● Entries supplied:
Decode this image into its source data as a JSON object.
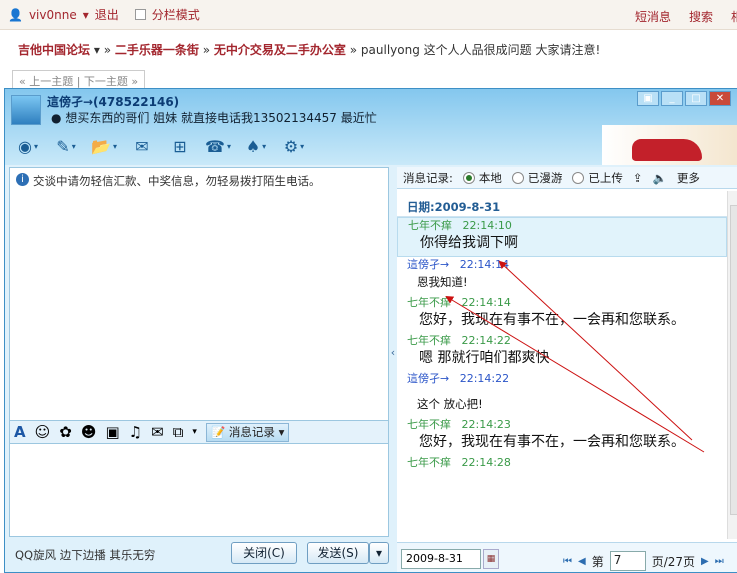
{
  "topbar": {
    "user": "viv0nne",
    "logout": "退出",
    "split_mode": "分栏模式",
    "links": [
      "短消息",
      "搜索",
      "相"
    ]
  },
  "breadcrumb": {
    "forum": "吉他中国论坛",
    "sep": "»",
    "section1": "二手乐器一条街",
    "section2": "无中介交易及二手办公室",
    "thread": "paullyong 这个人人品很成问题 大家请注意!"
  },
  "pager": "« 上一主题 | 下一主题 »",
  "qq": {
    "contact_name": "這傍孑→(478522146)",
    "status": "想买东西的哥们  姐妹  就直接电话我13502134457  最近忙",
    "warning": "交谈中请勿轻信汇款、中奖信息，勿轻易拨打陌生电话。",
    "message_log_button": "消息记录",
    "signature": "QQ旋风 边下边播 其乐无穷",
    "close_button": "关闭(C)",
    "send_button": "发送(S)",
    "log_header": {
      "label": "消息记录:",
      "options": [
        "本地",
        "已漫游",
        "已上传"
      ],
      "selected": "本地",
      "more": "更多"
    },
    "date_header": "日期:2009-8-31",
    "messages": [
      {
        "sender": "七年不痒",
        "time": "22:14:10",
        "text": "你得给我调下啊",
        "color": "green"
      },
      {
        "sender": "這傍孑→",
        "time": "22:14:14",
        "text": "恩我知道!",
        "color": "blue"
      },
      {
        "sender": "七年不痒",
        "time": "22:14:14",
        "text": "您好，我现在有事不在，一会再和您联系。",
        "color": "green"
      },
      {
        "sender": "七年不痒",
        "time": "22:14:22",
        "text": "嗯  那就行咱们都爽快",
        "color": "green"
      },
      {
        "sender": "這傍孑→",
        "time": "22:14:22",
        "text": "这个  放心把!",
        "color": "blue"
      },
      {
        "sender": "七年不痒",
        "time": "22:14:23",
        "text": "您好，我现在有事不在，一会再和您联系。",
        "color": "green"
      },
      {
        "sender": "七年不痒",
        "time": "22:14:28",
        "text": "",
        "color": "green"
      }
    ],
    "footer": {
      "date": "2009-8-31",
      "page_label": "第",
      "page": "7",
      "total": "页/27页"
    },
    "colors": {
      "accent": "#2d6fb5",
      "green_sender": "#3a9a48",
      "blue_sender": "#2b55c8",
      "annotation": "#cc1111"
    }
  }
}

● Objective:
Return all of the data exactly as written, and drop the pictures.

● Answer to this problem:
Decode this image into its source data as a JSON object.
{
  "topbar": {
    "user": "viv0nne",
    "logout": "退出",
    "split_mode": "分栏模式",
    "links": [
      "短消息",
      "搜索",
      "相"
    ]
  },
  "breadcrumb": {
    "forum": "吉他中国论坛",
    "sep": "»",
    "section1": "二手乐器一条街",
    "section2": "无中介交易及二手办公室",
    "thread": "paullyong 这个人人品很成问题 大家请注意!"
  },
  "pager": "« 上一主题 | 下一主题 »",
  "qq": {
    "contact_name": "這傍孑→(478522146)",
    "status": "想买东西的哥们  姐妹  就直接电话我13502134457  最近忙",
    "warning": "交谈中请勿轻信汇款、中奖信息，勿轻易拨打陌生电话。",
    "message_log_button": "消息记录",
    "signature": "QQ旋风 边下边播 其乐无穷",
    "close_button": "关闭(C)",
    "send_button": "发送(S)",
    "log_header": {
      "label": "消息记录:",
      "options": [
        "本地",
        "已漫游",
        "已上传"
      ],
      "selected": "本地",
      "more": "更多"
    },
    "date_header": "日期:2009-8-31",
    "messages": [
      {
        "sender": "七年不痒",
        "time": "22:14:10",
        "text": "你得给我调下啊",
        "color": "green"
      },
      {
        "sender": "這傍孑→",
        "time": "22:14:14",
        "text": "恩我知道!",
        "color": "blue"
      },
      {
        "sender": "七年不痒",
        "time": "22:14:14",
        "text": "您好，我现在有事不在，一会再和您联系。",
        "color": "green"
      },
      {
        "sender": "七年不痒",
        "time": "22:14:22",
        "text": "嗯  那就行咱们都爽快",
        "color": "green"
      },
      {
        "sender": "這傍孑→",
        "time": "22:14:22",
        "text": "这个  放心把!",
        "color": "blue"
      },
      {
        "sender": "七年不痒",
        "time": "22:14:23",
        "text": "您好，我现在有事不在，一会再和您联系。",
        "color": "green"
      },
      {
        "sender": "七年不痒",
        "time": "22:14:28",
        "text": "",
        "color": "green"
      }
    ],
    "footer": {
      "date": "2009-8-31",
      "page_label": "第",
      "page": "7",
      "total": "页/27页"
    },
    "colors": {
      "accent": "#2d6fb5",
      "green_sender": "#3a9a48",
      "blue_sender": "#2b55c8",
      "annotation": "#cc1111"
    }
  }
}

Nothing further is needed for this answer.